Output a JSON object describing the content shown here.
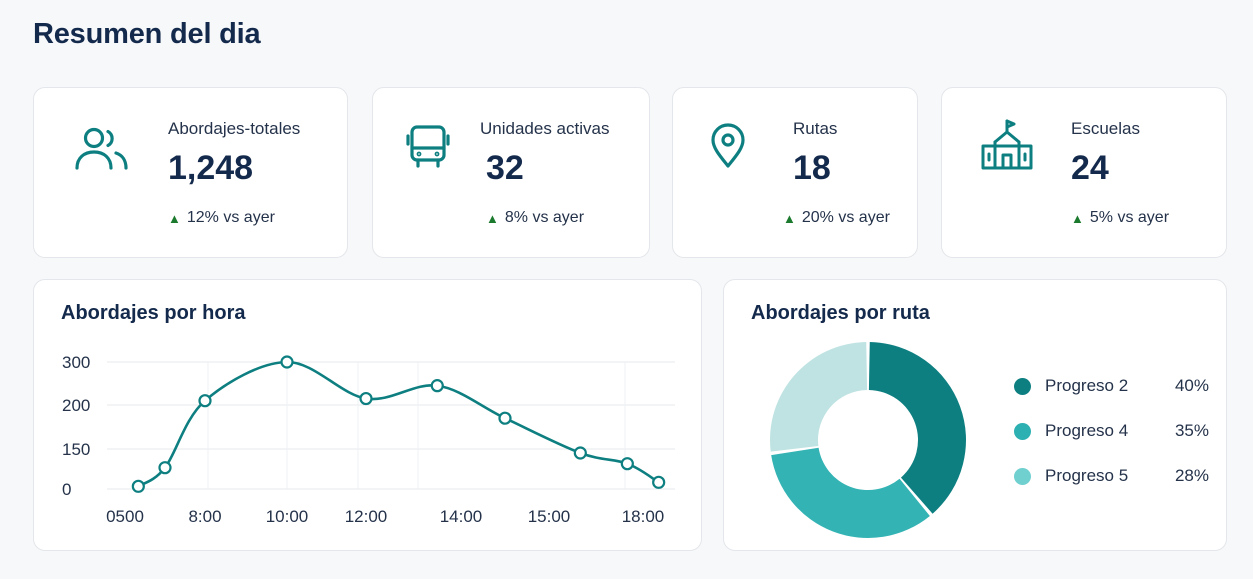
{
  "page": {
    "title": "Resumen del dia"
  },
  "stats": [
    {
      "label": "Abordajes-totales",
      "value": "1,248",
      "trend": "12% vs ayer",
      "icon": "users-icon"
    },
    {
      "label": "Unidades activas",
      "value": "32",
      "trend": "8% vs ayer",
      "icon": "bus-icon"
    },
    {
      "label": "Rutas",
      "value": "18",
      "trend": "20% vs ayer",
      "icon": "map-pin-icon"
    },
    {
      "label": "Escuelas",
      "value": "24",
      "trend": "5% vs ayer",
      "icon": "school-icon"
    }
  ],
  "colors": {
    "teal_dark": "#0e7f81",
    "teal_mid": "#34b3b4",
    "teal_light": "#bfe3e2",
    "trend_up": "#1b7a2e",
    "navy": "#142a4c"
  },
  "hourly": {
    "title": "Abordajes por hora",
    "chart_data": {
      "type": "line",
      "title": "Abordajes por hora",
      "yticks": [
        "300",
        "200",
        "150",
        "0"
      ],
      "xticks": [
        "0500",
        "8:00",
        "10:00",
        "12:00",
        "14:00",
        "15:00",
        "18:00"
      ],
      "points": [
        {
          "x": "5:30",
          "y": 10
        },
        {
          "x": "6:30",
          "y": 80
        },
        {
          "x": "8:00",
          "y": 210
        },
        {
          "x": "10:00",
          "y": 300
        },
        {
          "x": "12:00",
          "y": 215
        },
        {
          "x": "13:30",
          "y": 245
        },
        {
          "x": "14:30",
          "y": 185
        },
        {
          "x": "16:00",
          "y": 135
        },
        {
          "x": "17:30",
          "y": 95
        },
        {
          "x": "18:30",
          "y": 25
        }
      ]
    }
  },
  "by_route": {
    "title": "Abordajes por ruta",
    "chart_data": {
      "type": "pie",
      "title": "Abordajes por ruta",
      "slices": [
        {
          "name": "Progreso 2",
          "label": "40%",
          "value": 40,
          "color": "#0e7f81"
        },
        {
          "name": "Progreso 4",
          "label": "35%",
          "value": 35,
          "color": "#34b3b4"
        },
        {
          "name": "Progreso 5",
          "label": "28%",
          "value": 28,
          "color": "#bfe3e2"
        }
      ],
      "legend_colors": [
        "#0e7f81",
        "#2db0b1",
        "#6fd0cf"
      ]
    }
  }
}
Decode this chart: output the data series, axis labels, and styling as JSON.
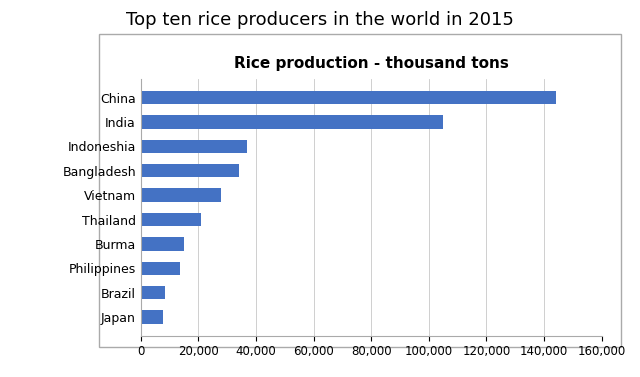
{
  "title": "Top ten rice producers in the world in 2015",
  "chart_title": "Rice production - thousand tons",
  "countries": [
    "China",
    "India",
    "Indoneshia",
    "Bangladesh",
    "Vietnam",
    "Thailand",
    "Burma",
    "Philippines",
    "Brazil",
    "Japan"
  ],
  "values": [
    144000,
    105000,
    37000,
    34000,
    28000,
    21000,
    15000,
    13500,
    8500,
    7800
  ],
  "bar_color": "#4472C4",
  "xlim": [
    0,
    160000
  ],
  "xticks": [
    0,
    20000,
    40000,
    60000,
    80000,
    100000,
    120000,
    140000,
    160000
  ],
  "background_color": "#FFFFFF",
  "title_fontsize": 13,
  "chart_title_fontsize": 11,
  "tick_fontsize": 8.5,
  "label_fontsize": 9
}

━━━━━━━━

Exercise: Write down exactly the lines running from the line with "Decode this chart: output" through the end of the material, both ends included, and none of the pictures.

Result:
Decode this chart: output the data series, axis labels, and styling as JSON.
{
  "title": "Top ten rice producers in the world in 2015",
  "chart_title": "Rice production - thousand tons",
  "countries": [
    "China",
    "India",
    "Indoneshia",
    "Bangladesh",
    "Vietnam",
    "Thailand",
    "Burma",
    "Philippines",
    "Brazil",
    "Japan"
  ],
  "values": [
    144000,
    105000,
    37000,
    34000,
    28000,
    21000,
    15000,
    13500,
    8500,
    7800
  ],
  "bar_color": "#4472C4",
  "xlim": [
    0,
    160000
  ],
  "xticks": [
    0,
    20000,
    40000,
    60000,
    80000,
    100000,
    120000,
    140000,
    160000
  ],
  "background_color": "#FFFFFF",
  "title_fontsize": 13,
  "chart_title_fontsize": 11,
  "tick_fontsize": 8.5,
  "label_fontsize": 9
}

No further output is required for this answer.